● **Data shown**
▼

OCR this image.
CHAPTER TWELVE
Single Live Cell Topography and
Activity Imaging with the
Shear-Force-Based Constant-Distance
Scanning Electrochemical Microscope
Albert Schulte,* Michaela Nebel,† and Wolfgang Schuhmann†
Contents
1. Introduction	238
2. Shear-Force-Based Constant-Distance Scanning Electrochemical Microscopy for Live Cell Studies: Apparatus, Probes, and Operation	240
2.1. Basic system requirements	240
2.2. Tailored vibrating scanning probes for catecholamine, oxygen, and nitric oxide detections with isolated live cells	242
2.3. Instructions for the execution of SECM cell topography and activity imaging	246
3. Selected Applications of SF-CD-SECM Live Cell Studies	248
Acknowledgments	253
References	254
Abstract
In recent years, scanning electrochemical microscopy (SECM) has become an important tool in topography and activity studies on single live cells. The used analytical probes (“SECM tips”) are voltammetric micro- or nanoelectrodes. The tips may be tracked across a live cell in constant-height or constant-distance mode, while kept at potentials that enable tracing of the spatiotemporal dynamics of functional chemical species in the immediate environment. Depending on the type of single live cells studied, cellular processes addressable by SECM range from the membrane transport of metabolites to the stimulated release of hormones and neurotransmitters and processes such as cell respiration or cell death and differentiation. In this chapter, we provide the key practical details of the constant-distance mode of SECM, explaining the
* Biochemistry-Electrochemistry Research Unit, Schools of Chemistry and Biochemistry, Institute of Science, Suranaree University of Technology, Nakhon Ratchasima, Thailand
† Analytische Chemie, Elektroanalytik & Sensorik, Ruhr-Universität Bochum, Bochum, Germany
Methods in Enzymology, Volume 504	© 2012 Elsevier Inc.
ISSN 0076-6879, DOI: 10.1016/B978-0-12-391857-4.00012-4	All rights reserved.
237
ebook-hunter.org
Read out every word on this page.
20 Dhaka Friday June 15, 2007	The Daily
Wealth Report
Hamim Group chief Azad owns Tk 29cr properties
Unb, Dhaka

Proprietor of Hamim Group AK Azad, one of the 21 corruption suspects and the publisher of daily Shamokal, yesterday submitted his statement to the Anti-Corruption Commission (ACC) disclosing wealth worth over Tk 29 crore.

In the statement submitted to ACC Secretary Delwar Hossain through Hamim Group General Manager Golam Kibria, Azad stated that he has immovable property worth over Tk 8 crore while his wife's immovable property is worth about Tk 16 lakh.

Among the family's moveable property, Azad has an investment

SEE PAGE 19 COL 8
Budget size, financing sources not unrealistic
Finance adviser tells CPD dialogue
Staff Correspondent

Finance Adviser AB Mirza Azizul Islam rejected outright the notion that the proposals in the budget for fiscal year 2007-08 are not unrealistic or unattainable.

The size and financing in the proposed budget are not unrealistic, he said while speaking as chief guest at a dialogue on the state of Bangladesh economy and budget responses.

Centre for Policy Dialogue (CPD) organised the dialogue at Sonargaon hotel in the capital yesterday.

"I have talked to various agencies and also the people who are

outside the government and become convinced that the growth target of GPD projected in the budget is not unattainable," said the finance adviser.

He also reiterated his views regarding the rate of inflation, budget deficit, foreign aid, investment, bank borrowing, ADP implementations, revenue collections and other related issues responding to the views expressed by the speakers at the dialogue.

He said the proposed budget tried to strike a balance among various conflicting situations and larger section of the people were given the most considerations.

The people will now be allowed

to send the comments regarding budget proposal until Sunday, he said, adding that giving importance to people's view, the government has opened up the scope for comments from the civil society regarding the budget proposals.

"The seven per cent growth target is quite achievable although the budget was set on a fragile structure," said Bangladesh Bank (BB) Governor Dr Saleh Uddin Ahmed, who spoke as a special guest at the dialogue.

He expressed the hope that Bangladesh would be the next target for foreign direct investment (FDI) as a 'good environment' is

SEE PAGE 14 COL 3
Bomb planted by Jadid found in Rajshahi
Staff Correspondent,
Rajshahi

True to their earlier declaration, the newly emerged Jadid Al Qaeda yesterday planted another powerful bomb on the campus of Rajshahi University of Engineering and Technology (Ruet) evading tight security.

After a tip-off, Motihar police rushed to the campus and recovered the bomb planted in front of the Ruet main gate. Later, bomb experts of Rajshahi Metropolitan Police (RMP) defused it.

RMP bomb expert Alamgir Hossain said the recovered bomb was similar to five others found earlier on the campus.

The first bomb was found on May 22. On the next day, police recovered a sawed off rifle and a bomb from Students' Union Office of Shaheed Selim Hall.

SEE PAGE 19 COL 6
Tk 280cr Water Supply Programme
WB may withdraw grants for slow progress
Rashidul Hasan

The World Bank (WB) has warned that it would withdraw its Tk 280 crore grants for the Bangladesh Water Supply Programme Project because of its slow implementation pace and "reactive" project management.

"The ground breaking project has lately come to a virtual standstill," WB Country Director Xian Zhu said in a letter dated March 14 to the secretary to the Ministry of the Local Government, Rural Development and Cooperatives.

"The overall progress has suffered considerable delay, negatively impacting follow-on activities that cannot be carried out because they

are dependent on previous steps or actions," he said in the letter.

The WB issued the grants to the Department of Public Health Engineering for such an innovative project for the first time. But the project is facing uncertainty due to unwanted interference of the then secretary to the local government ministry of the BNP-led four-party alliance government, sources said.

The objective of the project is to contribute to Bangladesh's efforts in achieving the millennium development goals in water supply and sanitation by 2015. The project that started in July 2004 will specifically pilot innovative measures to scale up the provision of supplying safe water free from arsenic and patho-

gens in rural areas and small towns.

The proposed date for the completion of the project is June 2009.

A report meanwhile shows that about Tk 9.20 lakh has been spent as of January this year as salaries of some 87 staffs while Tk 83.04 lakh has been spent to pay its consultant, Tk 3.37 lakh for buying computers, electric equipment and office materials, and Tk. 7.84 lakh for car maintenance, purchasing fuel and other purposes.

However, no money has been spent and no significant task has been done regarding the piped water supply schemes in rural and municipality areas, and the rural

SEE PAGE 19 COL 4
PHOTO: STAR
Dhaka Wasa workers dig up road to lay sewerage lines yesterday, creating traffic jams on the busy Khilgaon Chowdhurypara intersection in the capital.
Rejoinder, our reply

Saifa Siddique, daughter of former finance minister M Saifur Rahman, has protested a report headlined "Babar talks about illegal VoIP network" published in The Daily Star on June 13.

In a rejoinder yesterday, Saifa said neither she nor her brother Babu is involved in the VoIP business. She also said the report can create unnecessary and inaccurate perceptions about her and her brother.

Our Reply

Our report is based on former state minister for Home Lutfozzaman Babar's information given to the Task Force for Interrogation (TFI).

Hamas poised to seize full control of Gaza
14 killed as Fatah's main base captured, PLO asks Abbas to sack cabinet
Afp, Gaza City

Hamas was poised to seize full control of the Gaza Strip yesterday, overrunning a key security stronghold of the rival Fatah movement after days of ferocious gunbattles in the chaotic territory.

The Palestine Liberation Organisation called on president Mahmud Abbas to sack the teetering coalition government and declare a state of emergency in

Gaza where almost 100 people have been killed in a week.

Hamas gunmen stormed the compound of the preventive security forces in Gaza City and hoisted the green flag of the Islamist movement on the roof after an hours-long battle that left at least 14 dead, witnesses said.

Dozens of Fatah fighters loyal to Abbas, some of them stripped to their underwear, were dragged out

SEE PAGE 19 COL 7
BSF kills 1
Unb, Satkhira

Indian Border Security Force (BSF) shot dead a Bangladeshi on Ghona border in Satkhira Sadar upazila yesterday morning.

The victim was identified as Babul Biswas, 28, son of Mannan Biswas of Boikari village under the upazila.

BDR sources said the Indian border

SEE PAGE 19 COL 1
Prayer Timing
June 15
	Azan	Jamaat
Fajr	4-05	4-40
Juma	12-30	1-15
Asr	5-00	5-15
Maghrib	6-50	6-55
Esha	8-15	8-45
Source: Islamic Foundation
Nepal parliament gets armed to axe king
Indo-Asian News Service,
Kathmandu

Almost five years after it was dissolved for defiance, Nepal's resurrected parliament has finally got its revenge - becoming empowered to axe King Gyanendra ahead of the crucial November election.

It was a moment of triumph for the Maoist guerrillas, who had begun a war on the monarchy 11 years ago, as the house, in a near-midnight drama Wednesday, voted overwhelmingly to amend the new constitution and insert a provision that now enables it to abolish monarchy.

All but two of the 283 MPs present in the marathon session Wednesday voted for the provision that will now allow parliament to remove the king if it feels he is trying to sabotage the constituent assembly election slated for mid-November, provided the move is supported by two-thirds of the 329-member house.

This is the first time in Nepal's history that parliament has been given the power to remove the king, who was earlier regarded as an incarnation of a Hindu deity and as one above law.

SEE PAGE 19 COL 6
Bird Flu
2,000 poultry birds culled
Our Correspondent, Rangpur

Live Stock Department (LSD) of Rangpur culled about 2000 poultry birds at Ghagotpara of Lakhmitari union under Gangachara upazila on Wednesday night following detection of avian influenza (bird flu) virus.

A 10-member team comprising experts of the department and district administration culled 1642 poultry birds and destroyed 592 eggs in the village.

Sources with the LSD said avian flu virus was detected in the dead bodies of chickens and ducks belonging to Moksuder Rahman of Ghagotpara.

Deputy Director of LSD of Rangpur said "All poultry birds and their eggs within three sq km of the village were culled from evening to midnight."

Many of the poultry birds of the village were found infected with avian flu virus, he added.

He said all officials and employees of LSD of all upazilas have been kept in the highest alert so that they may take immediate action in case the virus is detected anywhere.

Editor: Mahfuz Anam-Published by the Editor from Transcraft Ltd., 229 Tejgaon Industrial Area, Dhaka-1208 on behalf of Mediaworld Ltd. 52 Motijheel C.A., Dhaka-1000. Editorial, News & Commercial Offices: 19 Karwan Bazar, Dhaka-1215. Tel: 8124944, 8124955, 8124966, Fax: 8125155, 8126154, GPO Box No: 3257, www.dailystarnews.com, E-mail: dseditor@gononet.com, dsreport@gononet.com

▲

● **Task statement**
Your reply must consist of a number alone: the count of lines in the listing that contain the string "Fatah".

● **Completed exercise**
3